Figure data in JSON

==*==

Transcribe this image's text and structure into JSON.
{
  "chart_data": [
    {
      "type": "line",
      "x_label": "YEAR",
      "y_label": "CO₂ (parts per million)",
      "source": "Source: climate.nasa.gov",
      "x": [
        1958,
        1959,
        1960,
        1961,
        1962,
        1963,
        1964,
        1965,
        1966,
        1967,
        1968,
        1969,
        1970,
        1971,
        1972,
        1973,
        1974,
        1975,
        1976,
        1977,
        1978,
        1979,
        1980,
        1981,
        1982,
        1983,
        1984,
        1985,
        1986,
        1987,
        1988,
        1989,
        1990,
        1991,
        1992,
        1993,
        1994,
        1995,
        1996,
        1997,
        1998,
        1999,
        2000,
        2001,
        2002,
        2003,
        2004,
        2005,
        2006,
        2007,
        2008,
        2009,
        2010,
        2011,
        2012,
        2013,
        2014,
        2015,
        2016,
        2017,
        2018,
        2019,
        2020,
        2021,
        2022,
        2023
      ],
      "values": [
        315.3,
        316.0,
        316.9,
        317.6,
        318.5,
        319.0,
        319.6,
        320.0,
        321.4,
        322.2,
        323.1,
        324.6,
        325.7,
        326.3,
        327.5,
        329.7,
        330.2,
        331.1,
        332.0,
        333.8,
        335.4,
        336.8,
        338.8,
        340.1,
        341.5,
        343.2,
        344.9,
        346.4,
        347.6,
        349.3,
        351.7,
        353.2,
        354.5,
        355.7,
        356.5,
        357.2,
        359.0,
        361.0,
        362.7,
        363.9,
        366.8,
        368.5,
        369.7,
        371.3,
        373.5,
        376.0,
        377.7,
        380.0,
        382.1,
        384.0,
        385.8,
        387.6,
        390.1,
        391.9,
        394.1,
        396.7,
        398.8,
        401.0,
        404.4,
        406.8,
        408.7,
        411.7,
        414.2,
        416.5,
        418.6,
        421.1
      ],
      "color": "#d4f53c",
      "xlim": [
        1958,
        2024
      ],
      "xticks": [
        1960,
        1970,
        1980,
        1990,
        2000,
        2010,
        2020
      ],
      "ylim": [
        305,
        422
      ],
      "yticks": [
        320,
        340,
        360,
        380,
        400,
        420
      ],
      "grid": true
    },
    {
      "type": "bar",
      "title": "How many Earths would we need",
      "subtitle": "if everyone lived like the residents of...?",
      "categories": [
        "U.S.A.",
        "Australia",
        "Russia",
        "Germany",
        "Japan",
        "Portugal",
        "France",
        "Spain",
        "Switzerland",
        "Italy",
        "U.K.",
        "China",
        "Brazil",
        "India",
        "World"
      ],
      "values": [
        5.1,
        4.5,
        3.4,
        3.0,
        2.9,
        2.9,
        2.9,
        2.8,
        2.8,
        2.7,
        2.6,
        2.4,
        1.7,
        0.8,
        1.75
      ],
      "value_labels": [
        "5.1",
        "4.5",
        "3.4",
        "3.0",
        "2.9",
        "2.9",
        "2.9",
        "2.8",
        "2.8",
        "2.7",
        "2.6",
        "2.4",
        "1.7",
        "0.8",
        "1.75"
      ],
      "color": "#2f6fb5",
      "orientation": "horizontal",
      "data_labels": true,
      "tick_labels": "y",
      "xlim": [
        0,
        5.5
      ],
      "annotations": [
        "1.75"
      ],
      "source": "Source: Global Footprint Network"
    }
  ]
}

==*==

- [Instructions for the task] Exactly as they are written, print the entries again.

- [Complete response]
Transcribe this image's text and structure into JSON.
{
  "chart_data": [
    {
      "type": "line",
      "x_label": "YEAR",
      "y_label": "CO₂ (parts per million)",
      "source": "Source: climate.nasa.gov",
      "x": [
        1958,
        1959,
        1960,
        1961,
        1962,
        1963,
        1964,
        1965,
        1966,
        1967,
        1968,
        1969,
        1970,
        1971,
        1972,
        1973,
        1974,
        1975,
        1976,
        1977,
        1978,
        1979,
        1980,
        1981,
        1982,
        1983,
        1984,
        1985,
        1986,
        1987,
        1988,
        1989,
        1990,
        1991,
        1992,
        1993,
        1994,
        1995,
        1996,
        1997,
        1998,
        1999,
        2000,
        2001,
        2002,
        2003,
        2004,
        2005,
        2006,
        2007,
        2008,
        2009,
        2010,
        2011,
        2012,
        2013,
        2014,
        2015,
        2016,
        2017,
        2018,
        2019,
        2020,
        2021,
        2022,
        2023
      ],
      "values": [
        315.3,
        316.0,
        316.9,
        317.6,
        318.5,
        319.0,
        319.6,
        320.0,
        321.4,
        322.2,
        323.1,
        324.6,
        325.7,
        326.3,
        327.5,
        329.7,
        330.2,
        331.1,
        332.0,
        333.8,
        335.4,
        336.8,
        338.8,
        340.1,
        341.5,
        343.2,
        344.9,
        346.4,
        347.6,
        349.3,
        351.7,
        353.2,
        354.5,
        355.7,
        356.5,
        357.2,
        359.0,
        361.0,
        362.7,
        363.9,
        366.8,
        368.5,
        369.7,
        371.3,
        373.5,
        376.0,
        377.7,
        380.0,
        382.1,
        384.0,
        385.8,
        387.6,
        390.1,
        391.9,
        394.1,
        396.7,
        398.8,
        401.0,
        404.4,
        406.8,
        408.7,
        411.7,
        414.2,
        416.5,
        418.6,
        421.1
      ],
      "color": "#d4f53c",
      "xlim": [
        1958,
        2024
      ],
      "xticks": [
        1960,
        1970,
        1980,
        1990,
        2000,
        2010,
        2020
      ],
      "ylim": [
        305,
        422
      ],
      "yticks": [
        320,
        340,
        360,
        380,
        400,
        420
      ],
      "grid": true
    },
    {
      "type": "bar",
      "title": "How many Earths would we need",
      "subtitle": "if everyone lived like the residents of...?",
      "categories": [
        "U.S.A.",
        "Australia",
        "Russia",
        "Germany",
        "Japan",
        "Portugal",
        "France",
        "Spain",
        "Switzerland",
        "Italy",
        "U.K.",
        "China",
        "Brazil",
        "India",
        "World"
      ],
      "values": [
        5.1,
        4.5,
        3.4,
        3.0,
        2.9,
        2.9,
        2.9,
        2.8,
        2.8,
        2.7,
        2.6,
        2.4,
        1.7,
        0.8,
        1.75
      ],
      "value_labels": [
        "5.1",
        "4.5",
        "3.4",
        "3.0",
        "2.9",
        "2.9",
        "2.9",
        "2.8",
        "2.8",
        "2.7",
        "2.6",
        "2.4",
        "1.7",
        "0.8",
        "1.75"
      ],
      "color": "#2f6fb5",
      "orientation": "horizontal",
      "data_labels": true,
      "tick_labels": "y",
      "xlim": [
        0,
        5.5
      ],
      "annotations": [
        "1.75"
      ],
      "source": "Source: Global Footprint Network"
    }
  ]
}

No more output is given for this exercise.